| Task details |
Restate the records below word for word, and omit the images they hold.

| Material provided |
** BEGIN **

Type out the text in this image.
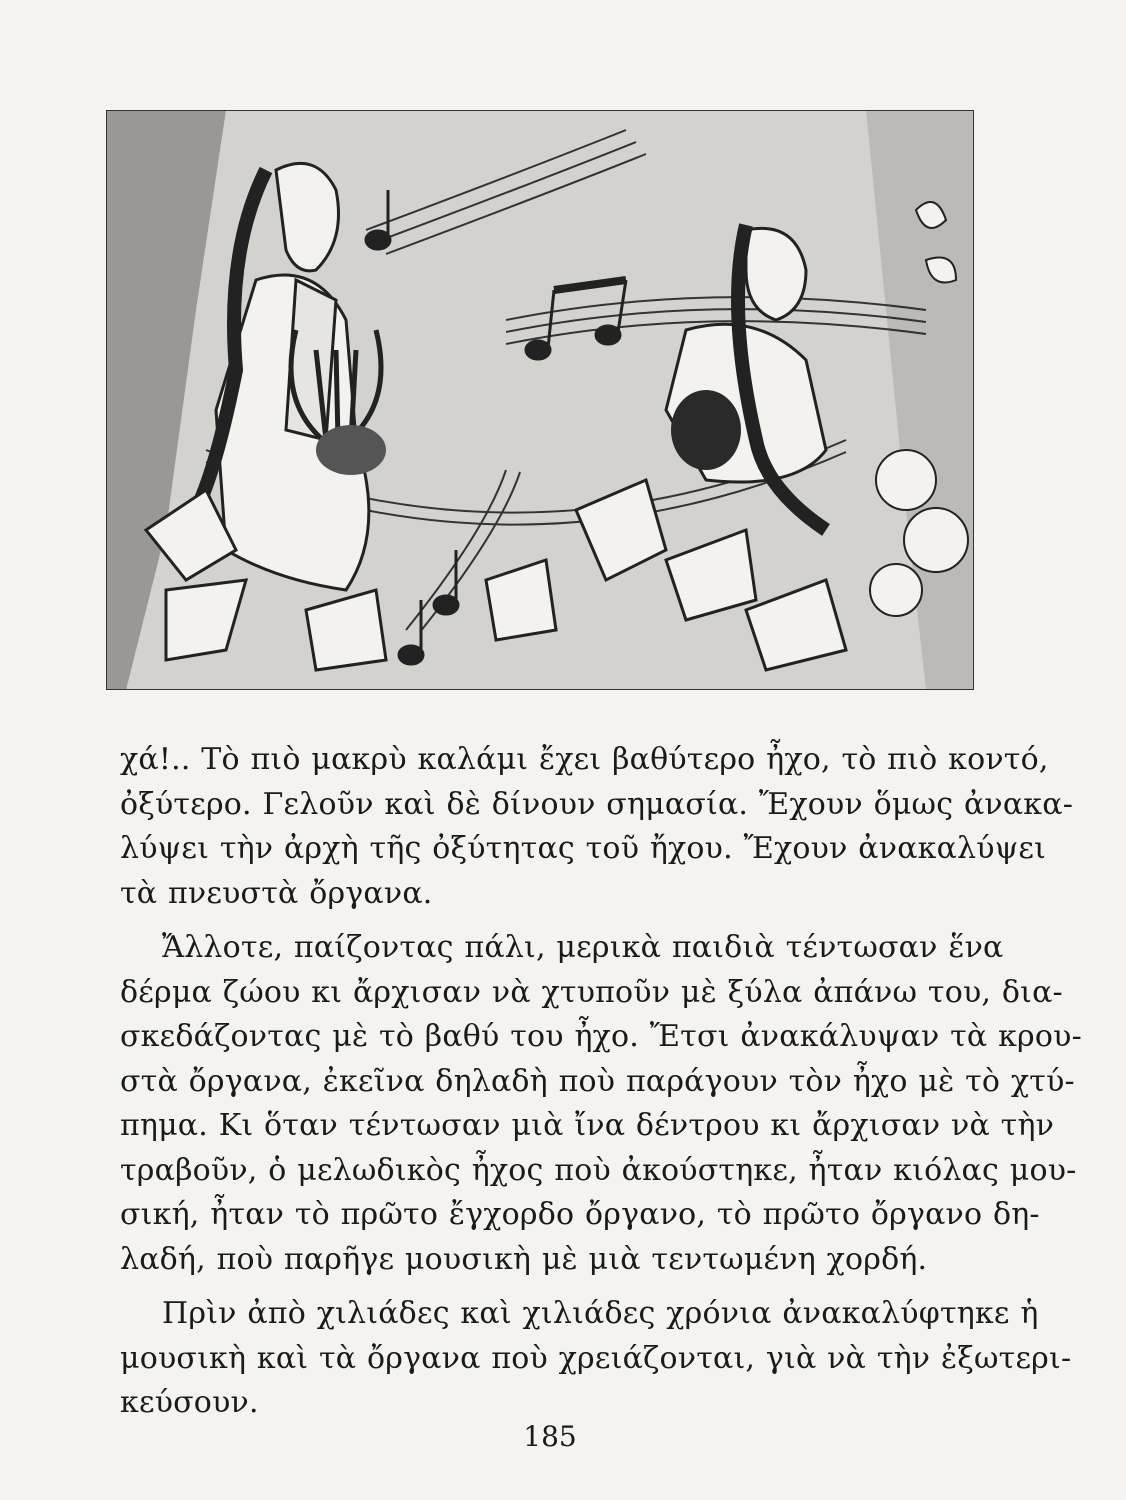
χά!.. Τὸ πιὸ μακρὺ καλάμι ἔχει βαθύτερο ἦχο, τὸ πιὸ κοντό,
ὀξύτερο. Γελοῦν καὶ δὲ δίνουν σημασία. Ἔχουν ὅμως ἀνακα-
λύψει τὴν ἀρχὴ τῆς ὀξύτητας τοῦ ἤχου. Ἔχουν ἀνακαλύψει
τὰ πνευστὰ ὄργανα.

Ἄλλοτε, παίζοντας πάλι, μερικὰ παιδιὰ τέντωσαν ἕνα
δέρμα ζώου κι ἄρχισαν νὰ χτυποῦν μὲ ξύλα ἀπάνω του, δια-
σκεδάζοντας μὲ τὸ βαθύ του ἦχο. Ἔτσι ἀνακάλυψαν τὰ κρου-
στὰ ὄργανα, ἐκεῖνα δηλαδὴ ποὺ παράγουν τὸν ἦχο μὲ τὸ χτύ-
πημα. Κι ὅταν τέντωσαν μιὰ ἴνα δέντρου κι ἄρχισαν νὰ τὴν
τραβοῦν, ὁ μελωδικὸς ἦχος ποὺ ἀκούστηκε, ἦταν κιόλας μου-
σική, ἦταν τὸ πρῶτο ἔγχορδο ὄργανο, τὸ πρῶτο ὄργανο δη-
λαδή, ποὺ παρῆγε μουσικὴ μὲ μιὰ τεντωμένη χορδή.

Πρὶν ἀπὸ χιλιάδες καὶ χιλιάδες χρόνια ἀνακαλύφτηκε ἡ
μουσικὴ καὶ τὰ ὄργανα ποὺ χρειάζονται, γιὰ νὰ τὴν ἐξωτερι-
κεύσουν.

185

** END **

| Expected answer |
Type out the text in this image.
χά!.. Τὸ πιὸ μακρὺ καλάμι ἔχει βαθύτερο ἦχο, τὸ πιὸ κοντό,
ὀξύτερο. Γελοῦν καὶ δὲ δίνουν σημασία. Ἔχουν ὅμως ἀνακα-
λύψει τὴν ἀρχὴ τῆς ὀξύτητας τοῦ ἤχου. Ἔχουν ἀνακαλύψει
τὰ πνευστὰ ὄργανα.

Ἄλλοτε, παίζοντας πάλι, μερικὰ παιδιὰ τέντωσαν ἕνα
δέρμα ζώου κι ἄρχισαν νὰ χτυποῦν μὲ ξύλα ἀπάνω του, δια-
σκεδάζοντας μὲ τὸ βαθύ του ἦχο. Ἔτσι ἀνακάλυψαν τὰ κρου-
στὰ ὄργανα, ἐκεῖνα δηλαδὴ ποὺ παράγουν τὸν ἦχο μὲ τὸ χτύ-
πημα. Κι ὅταν τέντωσαν μιὰ ἴνα δέντρου κι ἄρχισαν νὰ τὴν
τραβοῦν, ὁ μελωδικὸς ἦχος ποὺ ἀκούστηκε, ἦταν κιόλας μου-
σική, ἦταν τὸ πρῶτο ἔγχορδο ὄργανο, τὸ πρῶτο ὄργανο δη-
λαδή, ποὺ παρῆγε μουσικὴ μὲ μιὰ τεντωμένη χορδή.

Πρὶν ἀπὸ χιλιάδες καὶ χιλιάδες χρόνια ἀνακαλύφτηκε ἡ
μουσικὴ καὶ τὰ ὄργανα ποὺ χρειάζονται, γιὰ νὰ τὴν ἐξωτερι-
κεύσουν.

185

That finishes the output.